[Exercise objective] Extract every line from the records below that contains the word "Last".
========
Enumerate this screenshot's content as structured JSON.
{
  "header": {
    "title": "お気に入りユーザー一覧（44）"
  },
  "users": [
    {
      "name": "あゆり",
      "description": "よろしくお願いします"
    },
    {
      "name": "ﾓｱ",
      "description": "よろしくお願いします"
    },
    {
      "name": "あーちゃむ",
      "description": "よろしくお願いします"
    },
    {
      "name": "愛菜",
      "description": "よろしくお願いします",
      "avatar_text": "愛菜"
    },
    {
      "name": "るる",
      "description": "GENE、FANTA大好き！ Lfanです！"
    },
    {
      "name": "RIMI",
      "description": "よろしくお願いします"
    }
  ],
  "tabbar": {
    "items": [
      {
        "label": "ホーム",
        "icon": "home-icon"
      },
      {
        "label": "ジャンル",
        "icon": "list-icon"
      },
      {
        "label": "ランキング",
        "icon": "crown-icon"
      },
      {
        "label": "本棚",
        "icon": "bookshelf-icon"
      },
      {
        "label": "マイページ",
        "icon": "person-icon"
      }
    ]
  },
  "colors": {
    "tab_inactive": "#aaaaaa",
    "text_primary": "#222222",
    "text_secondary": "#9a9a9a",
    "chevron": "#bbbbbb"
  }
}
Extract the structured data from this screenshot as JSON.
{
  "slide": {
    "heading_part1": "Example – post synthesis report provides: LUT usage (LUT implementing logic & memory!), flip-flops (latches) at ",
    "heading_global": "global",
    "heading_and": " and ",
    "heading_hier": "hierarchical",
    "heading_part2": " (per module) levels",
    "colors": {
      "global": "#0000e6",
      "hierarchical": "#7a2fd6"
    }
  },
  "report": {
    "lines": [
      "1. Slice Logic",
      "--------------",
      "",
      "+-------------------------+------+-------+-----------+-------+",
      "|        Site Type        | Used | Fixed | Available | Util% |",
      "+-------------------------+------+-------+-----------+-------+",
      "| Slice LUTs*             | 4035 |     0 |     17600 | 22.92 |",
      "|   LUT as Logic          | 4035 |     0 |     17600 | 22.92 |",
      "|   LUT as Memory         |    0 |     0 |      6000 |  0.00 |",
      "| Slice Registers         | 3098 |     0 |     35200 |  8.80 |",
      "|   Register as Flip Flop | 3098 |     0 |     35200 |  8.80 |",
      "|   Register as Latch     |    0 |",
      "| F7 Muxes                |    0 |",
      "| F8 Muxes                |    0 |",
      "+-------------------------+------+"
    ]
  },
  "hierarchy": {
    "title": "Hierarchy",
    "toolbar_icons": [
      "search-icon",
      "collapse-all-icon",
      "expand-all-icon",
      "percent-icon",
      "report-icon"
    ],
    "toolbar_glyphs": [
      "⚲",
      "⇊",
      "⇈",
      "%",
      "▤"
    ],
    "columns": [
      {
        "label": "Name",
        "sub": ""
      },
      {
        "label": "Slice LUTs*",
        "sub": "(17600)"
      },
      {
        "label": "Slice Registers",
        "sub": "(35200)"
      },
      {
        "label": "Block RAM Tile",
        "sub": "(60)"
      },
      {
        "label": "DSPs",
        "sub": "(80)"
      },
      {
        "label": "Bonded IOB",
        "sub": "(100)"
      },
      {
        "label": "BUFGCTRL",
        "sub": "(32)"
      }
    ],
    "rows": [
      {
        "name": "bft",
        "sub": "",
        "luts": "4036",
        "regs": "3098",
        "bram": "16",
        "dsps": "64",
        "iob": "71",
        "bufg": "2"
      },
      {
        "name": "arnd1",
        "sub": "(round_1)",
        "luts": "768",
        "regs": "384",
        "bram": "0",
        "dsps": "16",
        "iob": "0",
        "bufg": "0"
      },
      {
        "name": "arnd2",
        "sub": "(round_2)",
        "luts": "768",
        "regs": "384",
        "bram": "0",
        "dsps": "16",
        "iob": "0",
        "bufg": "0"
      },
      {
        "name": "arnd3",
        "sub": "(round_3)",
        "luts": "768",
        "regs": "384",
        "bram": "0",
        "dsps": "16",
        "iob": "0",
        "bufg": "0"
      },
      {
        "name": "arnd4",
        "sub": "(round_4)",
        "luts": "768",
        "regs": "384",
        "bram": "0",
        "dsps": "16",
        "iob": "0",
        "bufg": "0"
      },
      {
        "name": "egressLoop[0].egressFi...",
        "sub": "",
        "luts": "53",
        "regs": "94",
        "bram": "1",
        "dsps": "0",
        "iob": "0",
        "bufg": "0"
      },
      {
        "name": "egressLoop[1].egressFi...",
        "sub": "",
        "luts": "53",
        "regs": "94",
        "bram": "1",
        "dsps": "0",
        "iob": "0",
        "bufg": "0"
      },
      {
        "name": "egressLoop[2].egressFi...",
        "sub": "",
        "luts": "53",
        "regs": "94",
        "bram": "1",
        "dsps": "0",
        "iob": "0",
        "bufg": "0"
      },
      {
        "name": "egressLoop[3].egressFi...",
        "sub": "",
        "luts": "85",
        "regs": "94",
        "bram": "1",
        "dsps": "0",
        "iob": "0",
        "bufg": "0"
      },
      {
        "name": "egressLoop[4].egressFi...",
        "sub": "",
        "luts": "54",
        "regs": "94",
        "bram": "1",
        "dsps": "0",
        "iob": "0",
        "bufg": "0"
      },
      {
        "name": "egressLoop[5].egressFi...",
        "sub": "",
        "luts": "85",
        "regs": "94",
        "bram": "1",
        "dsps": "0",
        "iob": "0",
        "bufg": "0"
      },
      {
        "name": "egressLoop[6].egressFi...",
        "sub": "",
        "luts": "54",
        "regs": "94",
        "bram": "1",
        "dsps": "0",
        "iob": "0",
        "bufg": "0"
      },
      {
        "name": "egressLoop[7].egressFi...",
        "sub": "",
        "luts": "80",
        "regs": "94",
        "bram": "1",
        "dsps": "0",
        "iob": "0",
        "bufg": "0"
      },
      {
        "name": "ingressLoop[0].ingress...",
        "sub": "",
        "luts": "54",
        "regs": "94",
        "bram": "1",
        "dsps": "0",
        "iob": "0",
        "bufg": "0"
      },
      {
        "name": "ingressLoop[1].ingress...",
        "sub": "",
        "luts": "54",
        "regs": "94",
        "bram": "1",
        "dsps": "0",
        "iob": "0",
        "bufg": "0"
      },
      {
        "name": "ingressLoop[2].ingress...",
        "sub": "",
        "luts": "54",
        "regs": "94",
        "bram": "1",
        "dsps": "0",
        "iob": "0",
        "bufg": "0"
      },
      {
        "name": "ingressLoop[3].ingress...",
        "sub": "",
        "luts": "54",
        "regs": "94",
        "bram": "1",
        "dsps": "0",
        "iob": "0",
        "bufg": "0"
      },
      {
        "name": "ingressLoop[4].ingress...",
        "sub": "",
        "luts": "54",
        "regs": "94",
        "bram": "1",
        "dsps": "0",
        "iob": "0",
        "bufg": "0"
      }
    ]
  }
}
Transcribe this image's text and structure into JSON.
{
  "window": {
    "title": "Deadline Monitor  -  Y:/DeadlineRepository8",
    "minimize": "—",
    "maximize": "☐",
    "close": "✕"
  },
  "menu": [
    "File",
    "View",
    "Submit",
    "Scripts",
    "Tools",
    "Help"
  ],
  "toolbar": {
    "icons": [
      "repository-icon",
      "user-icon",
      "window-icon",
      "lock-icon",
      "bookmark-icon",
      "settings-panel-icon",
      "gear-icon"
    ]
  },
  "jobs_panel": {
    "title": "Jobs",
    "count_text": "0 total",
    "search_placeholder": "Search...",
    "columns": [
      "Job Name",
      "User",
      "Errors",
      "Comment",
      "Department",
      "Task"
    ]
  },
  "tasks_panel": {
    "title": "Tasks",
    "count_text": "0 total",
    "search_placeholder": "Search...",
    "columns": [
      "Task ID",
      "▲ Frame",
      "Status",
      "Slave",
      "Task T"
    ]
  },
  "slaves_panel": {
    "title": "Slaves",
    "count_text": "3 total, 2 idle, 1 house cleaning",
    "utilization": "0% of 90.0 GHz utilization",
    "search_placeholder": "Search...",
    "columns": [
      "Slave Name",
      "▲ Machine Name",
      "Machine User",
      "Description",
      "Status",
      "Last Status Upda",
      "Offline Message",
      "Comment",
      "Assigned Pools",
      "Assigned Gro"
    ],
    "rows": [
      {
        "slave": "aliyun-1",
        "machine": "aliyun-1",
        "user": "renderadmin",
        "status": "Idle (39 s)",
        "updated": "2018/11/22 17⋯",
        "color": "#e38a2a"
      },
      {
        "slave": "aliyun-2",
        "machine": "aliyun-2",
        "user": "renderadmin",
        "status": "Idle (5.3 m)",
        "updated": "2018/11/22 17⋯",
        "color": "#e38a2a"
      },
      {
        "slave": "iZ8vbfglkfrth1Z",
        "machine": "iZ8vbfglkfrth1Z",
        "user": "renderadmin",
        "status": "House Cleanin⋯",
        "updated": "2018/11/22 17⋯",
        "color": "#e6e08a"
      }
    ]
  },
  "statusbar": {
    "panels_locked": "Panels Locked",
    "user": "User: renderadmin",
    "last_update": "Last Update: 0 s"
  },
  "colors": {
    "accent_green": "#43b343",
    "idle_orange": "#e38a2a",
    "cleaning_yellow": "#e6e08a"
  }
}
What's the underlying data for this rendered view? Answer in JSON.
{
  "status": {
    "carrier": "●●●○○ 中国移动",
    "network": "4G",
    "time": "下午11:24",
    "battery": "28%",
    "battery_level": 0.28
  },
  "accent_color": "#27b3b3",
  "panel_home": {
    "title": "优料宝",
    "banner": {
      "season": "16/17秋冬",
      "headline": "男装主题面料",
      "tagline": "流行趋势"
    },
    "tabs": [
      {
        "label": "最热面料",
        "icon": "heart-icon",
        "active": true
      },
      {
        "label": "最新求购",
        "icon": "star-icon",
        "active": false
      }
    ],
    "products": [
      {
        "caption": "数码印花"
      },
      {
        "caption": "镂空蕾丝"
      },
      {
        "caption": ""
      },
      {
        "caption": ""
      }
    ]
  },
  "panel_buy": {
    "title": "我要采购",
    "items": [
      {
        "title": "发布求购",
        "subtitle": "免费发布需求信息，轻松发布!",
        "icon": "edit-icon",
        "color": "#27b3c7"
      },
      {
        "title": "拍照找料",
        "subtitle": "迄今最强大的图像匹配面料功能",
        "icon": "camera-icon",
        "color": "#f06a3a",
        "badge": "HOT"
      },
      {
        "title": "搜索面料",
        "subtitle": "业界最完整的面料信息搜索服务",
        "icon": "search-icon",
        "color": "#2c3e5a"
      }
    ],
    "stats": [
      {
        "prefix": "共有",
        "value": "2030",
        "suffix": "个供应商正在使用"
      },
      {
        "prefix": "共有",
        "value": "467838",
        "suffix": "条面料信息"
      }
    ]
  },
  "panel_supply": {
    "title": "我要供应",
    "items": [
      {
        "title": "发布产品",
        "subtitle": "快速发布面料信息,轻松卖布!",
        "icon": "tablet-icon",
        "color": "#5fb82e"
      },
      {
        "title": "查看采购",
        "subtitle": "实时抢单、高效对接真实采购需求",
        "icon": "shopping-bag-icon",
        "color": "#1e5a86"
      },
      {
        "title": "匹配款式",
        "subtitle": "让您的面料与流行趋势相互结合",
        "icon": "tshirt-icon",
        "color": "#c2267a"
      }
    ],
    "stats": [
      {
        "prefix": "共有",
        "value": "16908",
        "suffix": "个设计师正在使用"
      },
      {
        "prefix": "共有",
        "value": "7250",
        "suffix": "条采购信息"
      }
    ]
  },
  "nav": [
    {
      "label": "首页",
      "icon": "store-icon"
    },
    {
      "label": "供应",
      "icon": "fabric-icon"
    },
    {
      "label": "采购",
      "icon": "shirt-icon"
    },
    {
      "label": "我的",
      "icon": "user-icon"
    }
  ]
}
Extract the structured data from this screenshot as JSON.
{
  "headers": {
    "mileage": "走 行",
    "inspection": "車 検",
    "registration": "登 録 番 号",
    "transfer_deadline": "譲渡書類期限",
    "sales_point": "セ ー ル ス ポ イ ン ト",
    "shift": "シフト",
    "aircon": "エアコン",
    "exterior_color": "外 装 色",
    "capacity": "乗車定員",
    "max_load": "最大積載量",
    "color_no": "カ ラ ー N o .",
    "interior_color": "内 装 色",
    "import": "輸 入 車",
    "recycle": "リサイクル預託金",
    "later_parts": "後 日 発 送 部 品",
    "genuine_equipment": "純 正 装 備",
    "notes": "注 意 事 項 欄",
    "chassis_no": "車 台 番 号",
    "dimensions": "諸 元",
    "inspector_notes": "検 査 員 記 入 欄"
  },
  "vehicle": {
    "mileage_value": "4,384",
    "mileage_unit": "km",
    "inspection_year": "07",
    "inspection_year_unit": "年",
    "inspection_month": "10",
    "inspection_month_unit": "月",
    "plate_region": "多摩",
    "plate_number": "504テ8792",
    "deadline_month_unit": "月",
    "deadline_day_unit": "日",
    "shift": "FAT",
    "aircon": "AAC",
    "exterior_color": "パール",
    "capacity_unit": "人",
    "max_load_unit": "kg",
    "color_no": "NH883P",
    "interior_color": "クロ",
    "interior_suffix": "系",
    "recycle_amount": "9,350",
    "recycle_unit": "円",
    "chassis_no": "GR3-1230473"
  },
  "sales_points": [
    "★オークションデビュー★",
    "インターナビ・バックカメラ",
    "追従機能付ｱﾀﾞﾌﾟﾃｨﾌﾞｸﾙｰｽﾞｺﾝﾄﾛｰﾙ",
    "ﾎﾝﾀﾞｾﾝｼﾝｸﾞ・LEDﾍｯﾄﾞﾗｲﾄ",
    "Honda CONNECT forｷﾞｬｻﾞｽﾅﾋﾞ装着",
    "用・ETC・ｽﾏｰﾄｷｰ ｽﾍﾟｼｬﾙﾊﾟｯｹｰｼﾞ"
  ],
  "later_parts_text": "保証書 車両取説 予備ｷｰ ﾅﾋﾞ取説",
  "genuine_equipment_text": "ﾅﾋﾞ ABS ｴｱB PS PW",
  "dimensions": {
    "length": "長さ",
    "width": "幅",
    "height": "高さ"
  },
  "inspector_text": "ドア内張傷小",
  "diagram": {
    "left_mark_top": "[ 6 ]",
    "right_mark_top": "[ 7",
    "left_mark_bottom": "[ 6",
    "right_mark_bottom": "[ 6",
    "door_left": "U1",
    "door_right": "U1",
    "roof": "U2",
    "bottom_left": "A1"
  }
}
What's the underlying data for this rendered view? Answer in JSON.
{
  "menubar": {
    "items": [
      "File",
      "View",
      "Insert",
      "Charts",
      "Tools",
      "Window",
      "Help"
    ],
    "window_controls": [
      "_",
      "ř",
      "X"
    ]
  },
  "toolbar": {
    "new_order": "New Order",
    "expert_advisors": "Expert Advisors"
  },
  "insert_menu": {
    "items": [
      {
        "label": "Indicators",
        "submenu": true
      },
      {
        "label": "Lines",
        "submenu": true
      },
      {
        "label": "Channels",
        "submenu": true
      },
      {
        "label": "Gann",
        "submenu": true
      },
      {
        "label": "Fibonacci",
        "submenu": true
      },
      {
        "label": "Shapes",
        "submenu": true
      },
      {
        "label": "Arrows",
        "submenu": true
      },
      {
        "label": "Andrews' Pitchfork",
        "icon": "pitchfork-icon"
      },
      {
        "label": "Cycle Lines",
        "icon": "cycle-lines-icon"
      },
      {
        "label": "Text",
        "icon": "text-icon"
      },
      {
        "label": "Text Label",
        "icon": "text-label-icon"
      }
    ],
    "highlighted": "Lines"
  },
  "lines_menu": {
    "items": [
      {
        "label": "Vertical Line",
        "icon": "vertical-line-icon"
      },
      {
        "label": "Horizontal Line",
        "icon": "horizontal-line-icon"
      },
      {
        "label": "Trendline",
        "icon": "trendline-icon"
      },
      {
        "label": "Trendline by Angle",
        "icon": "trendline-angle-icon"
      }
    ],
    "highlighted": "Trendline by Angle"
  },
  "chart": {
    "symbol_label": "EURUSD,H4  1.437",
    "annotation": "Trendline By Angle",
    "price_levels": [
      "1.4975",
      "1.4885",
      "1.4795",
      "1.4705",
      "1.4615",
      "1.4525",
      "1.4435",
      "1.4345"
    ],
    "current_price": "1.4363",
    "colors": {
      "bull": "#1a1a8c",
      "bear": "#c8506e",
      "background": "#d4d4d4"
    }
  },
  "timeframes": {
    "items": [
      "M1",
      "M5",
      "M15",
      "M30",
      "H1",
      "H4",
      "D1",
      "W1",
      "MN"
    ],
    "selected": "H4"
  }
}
========
[Correct output]
      "Last Status Upda",
    "last_update": "Last Update: 0 s"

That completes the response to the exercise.